GOAL —
Return every line below in which "this" appears.

-- start DATASET EXTRACT --

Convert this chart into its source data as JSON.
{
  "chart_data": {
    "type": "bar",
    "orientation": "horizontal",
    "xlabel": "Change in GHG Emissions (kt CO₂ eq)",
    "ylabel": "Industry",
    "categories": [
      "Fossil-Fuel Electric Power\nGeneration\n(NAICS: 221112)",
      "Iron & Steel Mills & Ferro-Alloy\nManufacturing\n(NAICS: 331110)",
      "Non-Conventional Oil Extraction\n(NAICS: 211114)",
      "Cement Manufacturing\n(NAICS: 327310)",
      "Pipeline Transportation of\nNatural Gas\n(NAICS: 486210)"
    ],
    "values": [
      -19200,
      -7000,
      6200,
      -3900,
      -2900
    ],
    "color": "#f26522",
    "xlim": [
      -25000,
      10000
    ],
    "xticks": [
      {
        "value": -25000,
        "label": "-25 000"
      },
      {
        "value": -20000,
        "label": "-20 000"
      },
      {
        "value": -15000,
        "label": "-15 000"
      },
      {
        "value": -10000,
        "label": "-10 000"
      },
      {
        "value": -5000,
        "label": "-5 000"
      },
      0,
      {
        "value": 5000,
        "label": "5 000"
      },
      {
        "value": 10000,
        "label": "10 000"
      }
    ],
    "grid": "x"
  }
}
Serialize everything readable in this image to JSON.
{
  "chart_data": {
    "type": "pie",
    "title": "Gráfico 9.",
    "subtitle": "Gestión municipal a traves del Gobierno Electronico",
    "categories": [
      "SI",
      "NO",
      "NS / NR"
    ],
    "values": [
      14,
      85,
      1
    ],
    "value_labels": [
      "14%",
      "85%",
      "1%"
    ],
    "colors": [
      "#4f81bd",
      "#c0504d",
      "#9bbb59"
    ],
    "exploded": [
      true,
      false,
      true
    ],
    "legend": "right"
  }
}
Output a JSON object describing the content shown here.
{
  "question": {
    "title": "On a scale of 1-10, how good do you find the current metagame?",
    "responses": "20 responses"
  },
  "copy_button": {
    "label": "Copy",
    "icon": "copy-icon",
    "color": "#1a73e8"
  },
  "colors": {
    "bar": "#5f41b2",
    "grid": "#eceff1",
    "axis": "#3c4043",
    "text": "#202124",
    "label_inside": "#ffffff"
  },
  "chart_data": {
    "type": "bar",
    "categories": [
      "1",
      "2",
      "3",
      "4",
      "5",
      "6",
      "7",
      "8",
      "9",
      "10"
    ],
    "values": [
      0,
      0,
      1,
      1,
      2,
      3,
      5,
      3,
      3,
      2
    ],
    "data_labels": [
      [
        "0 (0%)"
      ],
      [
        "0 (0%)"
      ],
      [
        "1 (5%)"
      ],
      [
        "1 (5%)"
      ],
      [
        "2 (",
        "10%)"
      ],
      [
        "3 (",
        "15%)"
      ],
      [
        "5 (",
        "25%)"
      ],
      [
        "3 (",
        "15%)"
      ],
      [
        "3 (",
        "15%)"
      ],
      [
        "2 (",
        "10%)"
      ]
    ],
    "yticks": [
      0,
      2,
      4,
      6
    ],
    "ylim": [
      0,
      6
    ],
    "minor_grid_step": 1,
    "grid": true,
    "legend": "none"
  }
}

-- end DATASET EXTRACT --

CORRECT OUTPUT —
Convert this chart into its source data as JSON.
Serialize everything readable in this image to JSON.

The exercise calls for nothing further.